- Instructions to follow -
Could you give these rows again with "candlestick" swapped for "candle" everywhere it appears, leaving everything else unchanged?

- Material for the task -
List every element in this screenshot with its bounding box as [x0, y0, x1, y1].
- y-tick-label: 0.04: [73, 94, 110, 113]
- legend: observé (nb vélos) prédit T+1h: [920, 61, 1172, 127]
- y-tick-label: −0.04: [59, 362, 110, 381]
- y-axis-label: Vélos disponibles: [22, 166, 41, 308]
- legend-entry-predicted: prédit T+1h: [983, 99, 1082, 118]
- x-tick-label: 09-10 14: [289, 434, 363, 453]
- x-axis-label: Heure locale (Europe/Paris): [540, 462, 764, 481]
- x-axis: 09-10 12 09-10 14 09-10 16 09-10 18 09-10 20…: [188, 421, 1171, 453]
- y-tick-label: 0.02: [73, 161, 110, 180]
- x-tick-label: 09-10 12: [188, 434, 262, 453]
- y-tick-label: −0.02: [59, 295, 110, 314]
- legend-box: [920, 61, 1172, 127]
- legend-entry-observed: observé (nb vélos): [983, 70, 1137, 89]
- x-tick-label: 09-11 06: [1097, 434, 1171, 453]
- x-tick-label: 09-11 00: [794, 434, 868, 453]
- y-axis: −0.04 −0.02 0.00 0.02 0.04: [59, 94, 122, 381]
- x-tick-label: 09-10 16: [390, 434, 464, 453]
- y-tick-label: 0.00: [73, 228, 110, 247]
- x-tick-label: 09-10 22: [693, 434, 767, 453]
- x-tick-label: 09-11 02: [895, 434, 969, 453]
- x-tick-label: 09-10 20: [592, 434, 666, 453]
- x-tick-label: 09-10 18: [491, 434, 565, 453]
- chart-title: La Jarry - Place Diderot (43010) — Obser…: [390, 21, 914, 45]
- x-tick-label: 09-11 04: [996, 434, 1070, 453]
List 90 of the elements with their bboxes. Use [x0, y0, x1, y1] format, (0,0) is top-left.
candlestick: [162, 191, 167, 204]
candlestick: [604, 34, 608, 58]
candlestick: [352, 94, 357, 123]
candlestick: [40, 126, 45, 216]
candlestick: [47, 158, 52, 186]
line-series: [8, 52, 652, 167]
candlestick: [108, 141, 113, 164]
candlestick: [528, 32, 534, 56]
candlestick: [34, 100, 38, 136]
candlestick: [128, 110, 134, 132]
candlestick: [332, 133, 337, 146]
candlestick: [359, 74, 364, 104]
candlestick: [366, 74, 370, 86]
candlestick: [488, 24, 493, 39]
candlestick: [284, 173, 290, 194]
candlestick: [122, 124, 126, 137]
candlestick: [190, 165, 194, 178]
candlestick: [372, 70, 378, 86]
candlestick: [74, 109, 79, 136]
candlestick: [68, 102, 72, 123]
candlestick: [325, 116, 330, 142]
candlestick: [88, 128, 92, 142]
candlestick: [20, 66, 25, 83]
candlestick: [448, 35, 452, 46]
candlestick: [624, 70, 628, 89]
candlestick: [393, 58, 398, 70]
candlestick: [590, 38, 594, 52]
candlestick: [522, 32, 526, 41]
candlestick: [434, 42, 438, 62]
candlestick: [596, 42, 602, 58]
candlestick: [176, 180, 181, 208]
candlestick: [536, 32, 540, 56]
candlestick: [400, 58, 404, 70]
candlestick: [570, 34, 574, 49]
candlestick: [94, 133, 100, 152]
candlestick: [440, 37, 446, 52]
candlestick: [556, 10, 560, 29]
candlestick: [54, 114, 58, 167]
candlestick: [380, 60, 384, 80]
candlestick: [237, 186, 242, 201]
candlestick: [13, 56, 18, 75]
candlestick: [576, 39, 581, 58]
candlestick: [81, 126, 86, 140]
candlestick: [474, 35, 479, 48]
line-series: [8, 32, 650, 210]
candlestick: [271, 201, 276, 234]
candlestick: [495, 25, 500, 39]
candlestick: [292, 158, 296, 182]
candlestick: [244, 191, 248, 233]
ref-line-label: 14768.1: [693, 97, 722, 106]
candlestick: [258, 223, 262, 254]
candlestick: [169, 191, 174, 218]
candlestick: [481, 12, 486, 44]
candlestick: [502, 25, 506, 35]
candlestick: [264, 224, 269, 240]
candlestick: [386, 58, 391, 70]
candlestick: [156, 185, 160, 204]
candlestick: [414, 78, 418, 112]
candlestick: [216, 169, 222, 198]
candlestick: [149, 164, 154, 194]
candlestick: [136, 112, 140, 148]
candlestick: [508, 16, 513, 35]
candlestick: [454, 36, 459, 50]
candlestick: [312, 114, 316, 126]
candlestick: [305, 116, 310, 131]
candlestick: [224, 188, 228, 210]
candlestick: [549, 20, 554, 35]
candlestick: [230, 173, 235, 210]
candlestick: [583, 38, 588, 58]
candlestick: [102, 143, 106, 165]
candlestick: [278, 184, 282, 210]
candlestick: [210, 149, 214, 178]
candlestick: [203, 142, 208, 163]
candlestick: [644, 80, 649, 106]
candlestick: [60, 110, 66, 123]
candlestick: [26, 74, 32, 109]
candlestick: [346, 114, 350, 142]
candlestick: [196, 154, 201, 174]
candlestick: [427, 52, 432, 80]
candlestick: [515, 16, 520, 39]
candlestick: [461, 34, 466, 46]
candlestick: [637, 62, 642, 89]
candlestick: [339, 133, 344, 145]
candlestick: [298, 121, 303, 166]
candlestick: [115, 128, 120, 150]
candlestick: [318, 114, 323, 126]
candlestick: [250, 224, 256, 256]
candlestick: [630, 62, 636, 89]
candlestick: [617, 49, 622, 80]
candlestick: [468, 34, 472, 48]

- Written answer -
List every element in this screenshot with its bounding box as [x0, y0, x1, y1].
- y-tick-label: 0.04: [73, 94, 110, 113]
- legend: observé (nb vélos) prédit T+1h: [920, 61, 1172, 127]
- y-tick-label: −0.04: [59, 362, 110, 381]
- y-axis-label: Vélos disponibles: [22, 166, 41, 308]
- legend-entry-predicted: prédit T+1h: [983, 99, 1082, 118]
- x-tick-label: 09-10 14: [289, 434, 363, 453]
- x-axis-label: Heure locale (Europe/Paris): [540, 462, 764, 481]
- x-axis: 09-10 12 09-10 14 09-10 16 09-10 18 09-10 20…: [188, 421, 1171, 453]
- y-tick-label: 0.02: [73, 161, 110, 180]
- x-tick-label: 09-10 12: [188, 434, 262, 453]
- y-tick-label: −0.02: [59, 295, 110, 314]
- legend-box: [920, 61, 1172, 127]
- legend-entry-observed: observé (nb vélos): [983, 70, 1137, 89]
- x-tick-label: 09-11 06: [1097, 434, 1171, 453]
- x-tick-label: 09-11 00: [794, 434, 868, 453]
- y-axis: −0.04 −0.02 0.00 0.02 0.04: [59, 94, 122, 381]
- x-tick-label: 09-10 16: [390, 434, 464, 453]
- y-tick-label: 0.00: [73, 228, 110, 247]
- x-tick-label: 09-10 22: [693, 434, 767, 453]
- x-tick-label: 09-11 02: [895, 434, 969, 453]
- x-tick-label: 09-10 20: [592, 434, 666, 453]
- x-tick-label: 09-10 18: [491, 434, 565, 453]
- chart-title: La Jarry - Place Diderot (43010) — Obser…: [390, 21, 914, 45]
- x-tick-label: 09-11 04: [996, 434, 1070, 453]
List 90 of the elements with their bboxes. Use [x0, y0, x1, y1] format, (0,0) is top-left.
candle: [162, 191, 167, 204]
candle: [604, 34, 608, 58]
candle: [352, 94, 357, 123]
candle: [40, 126, 45, 216]
candle: [47, 158, 52, 186]
line-series: [8, 52, 652, 167]
candle: [108, 141, 113, 164]
candle: [528, 32, 534, 56]
candle: [34, 100, 38, 136]
candle: [128, 110, 134, 132]
candle: [332, 133, 337, 146]
candle: [359, 74, 364, 104]
candle: [366, 74, 370, 86]
candle: [488, 24, 493, 39]
candle: [284, 173, 290, 194]
candle: [122, 124, 126, 137]
candle: [190, 165, 194, 178]
candle: [372, 70, 378, 86]
candle: [74, 109, 79, 136]
candle: [68, 102, 72, 123]
candle: [325, 116, 330, 142]
candle: [88, 128, 92, 142]
candle: [20, 66, 25, 83]
candle: [448, 35, 452, 46]
candle: [624, 70, 628, 89]
candle: [393, 58, 398, 70]
candle: [590, 38, 594, 52]
candle: [522, 32, 526, 41]
candle: [434, 42, 438, 62]
candle: [596, 42, 602, 58]
candle: [176, 180, 181, 208]
candle: [536, 32, 540, 56]
candle: [400, 58, 404, 70]
candle: [570, 34, 574, 49]
candle: [94, 133, 100, 152]
candle: [440, 37, 446, 52]
candle: [556, 10, 560, 29]
candle: [54, 114, 58, 167]
candle: [380, 60, 384, 80]
candle: [237, 186, 242, 201]
candle: [13, 56, 18, 75]
candle: [576, 39, 581, 58]
candle: [81, 126, 86, 140]
candle: [474, 35, 479, 48]
line-series: [8, 32, 650, 210]
candle: [271, 201, 276, 234]
candle: [495, 25, 500, 39]
candle: [292, 158, 296, 182]
candle: [244, 191, 248, 233]
ref-line-label: 14768.1: [693, 97, 722, 106]
candle: [258, 223, 262, 254]
candle: [169, 191, 174, 218]
candle: [481, 12, 486, 44]
candle: [502, 25, 506, 35]
candle: [264, 224, 269, 240]
candle: [386, 58, 391, 70]
candle: [156, 185, 160, 204]
candle: [414, 78, 418, 112]
candle: [216, 169, 222, 198]
candle: [149, 164, 154, 194]
candle: [136, 112, 140, 148]
candle: [508, 16, 513, 35]
candle: [454, 36, 459, 50]
candle: [312, 114, 316, 126]
candle: [305, 116, 310, 131]
candle: [224, 188, 228, 210]
candle: [549, 20, 554, 35]
candle: [230, 173, 235, 210]
candle: [583, 38, 588, 58]
candle: [102, 143, 106, 165]
candle: [278, 184, 282, 210]
candle: [210, 149, 214, 178]
candle: [203, 142, 208, 163]
candle: [644, 80, 649, 106]
candle: [60, 110, 66, 123]
candle: [26, 74, 32, 109]
candle: [346, 114, 350, 142]
candle: [196, 154, 201, 174]
candle: [427, 52, 432, 80]
candle: [515, 16, 520, 39]
candle: [461, 34, 466, 46]
candle: [637, 62, 642, 89]
candle: [339, 133, 344, 145]
candle: [298, 121, 303, 166]
candle: [115, 128, 120, 150]
candle: [318, 114, 323, 126]
candle: [250, 224, 256, 256]
candle: [630, 62, 636, 89]
candle: [617, 49, 622, 80]
candle: [468, 34, 472, 48]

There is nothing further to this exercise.